Convert every line of the material below into a Markdown table with the columns Row and Line, numbering each row and skipping blank lines. Omit the picture lines.
--- RECORD EXCERPTS ---
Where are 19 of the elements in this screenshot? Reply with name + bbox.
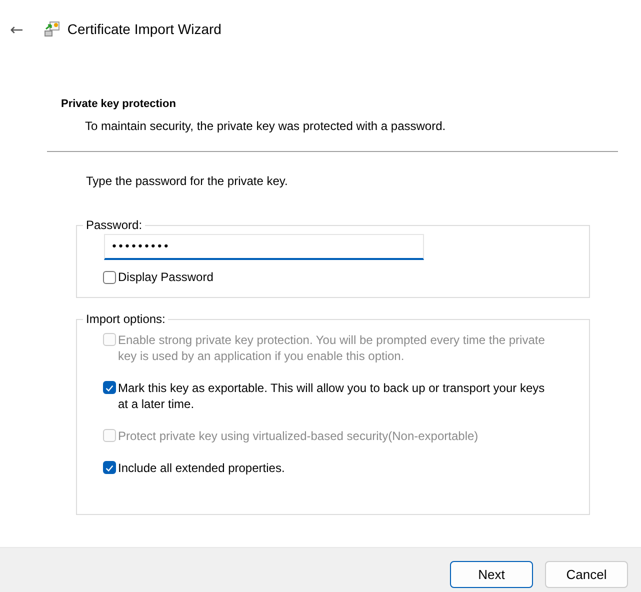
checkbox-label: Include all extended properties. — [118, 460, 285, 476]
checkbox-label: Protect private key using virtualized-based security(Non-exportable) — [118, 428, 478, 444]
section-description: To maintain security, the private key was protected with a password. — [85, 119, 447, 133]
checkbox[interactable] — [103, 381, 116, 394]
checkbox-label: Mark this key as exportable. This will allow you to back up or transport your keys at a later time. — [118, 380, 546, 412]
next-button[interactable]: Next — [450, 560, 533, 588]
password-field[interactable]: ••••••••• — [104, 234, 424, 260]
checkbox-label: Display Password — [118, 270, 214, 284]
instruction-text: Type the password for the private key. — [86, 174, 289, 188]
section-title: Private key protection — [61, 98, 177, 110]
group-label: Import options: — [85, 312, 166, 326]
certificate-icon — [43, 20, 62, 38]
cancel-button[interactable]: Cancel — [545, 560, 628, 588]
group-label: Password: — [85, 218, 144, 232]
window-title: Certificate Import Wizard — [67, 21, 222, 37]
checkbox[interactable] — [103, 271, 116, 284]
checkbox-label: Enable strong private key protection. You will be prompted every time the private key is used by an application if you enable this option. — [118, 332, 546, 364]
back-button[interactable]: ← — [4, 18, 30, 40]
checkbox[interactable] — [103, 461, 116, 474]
---
| SOLUTION |
| Row | Line |
|---|---|
| 1 | Where are 19 of the elements in this screenshot? Reply with name + bbox. |
| 2 | checkbox-label: Include all extended properties. — [118, 460, 285, 476] |
| 3 | checkbox-label: Protect private key using virtualized-based security(Non-exportable) — [118, 428, 478, 444] |
| 4 | section-description: To maintain security, the private key was protected with a password. — [85, 119, 447, 133] |
| 5 | checkbox[interactable] — [103, 381, 116, 394] |
| 6 | checkbox-label: Mark this key as exportable. This will allow you to back up or transport your keys at a later time. — [118, 380, 546, 412] |
| 7 | next-button[interactable]: Next — [450, 560, 533, 588] |
| 8 | password-field[interactable]: ••••••••• — [104, 234, 424, 260] |
| 9 | checkbox-label: Display Password — [118, 270, 214, 284] |
| 10 | instruction-text: Type the password for the private key. — [86, 174, 289, 188] |
| 11 | section-title: Private key protection — [61, 98, 177, 110] |
| 12 | group-label: Import options: — [85, 312, 166, 326] |
| 13 | certificate-icon — [43, 20, 62, 38] |
| 14 | cancel-button[interactable]: Cancel — [545, 560, 628, 588] |
| 15 | group-label: Password: — [85, 218, 144, 232] |
| 16 | window-title: Certificate Import Wizard — [67, 21, 222, 37] |
| 17 | checkbox[interactable] — [103, 271, 116, 284] |
| 18 | checkbox-label: Enable strong private key protection. You will be prompted every time the private key is used by an application if you enable this option. — [118, 332, 546, 364] |
| 19 | back-button[interactable]: ← — [4, 18, 30, 40] |
| 20 | checkbox[interactable] — [103, 461, 116, 474] |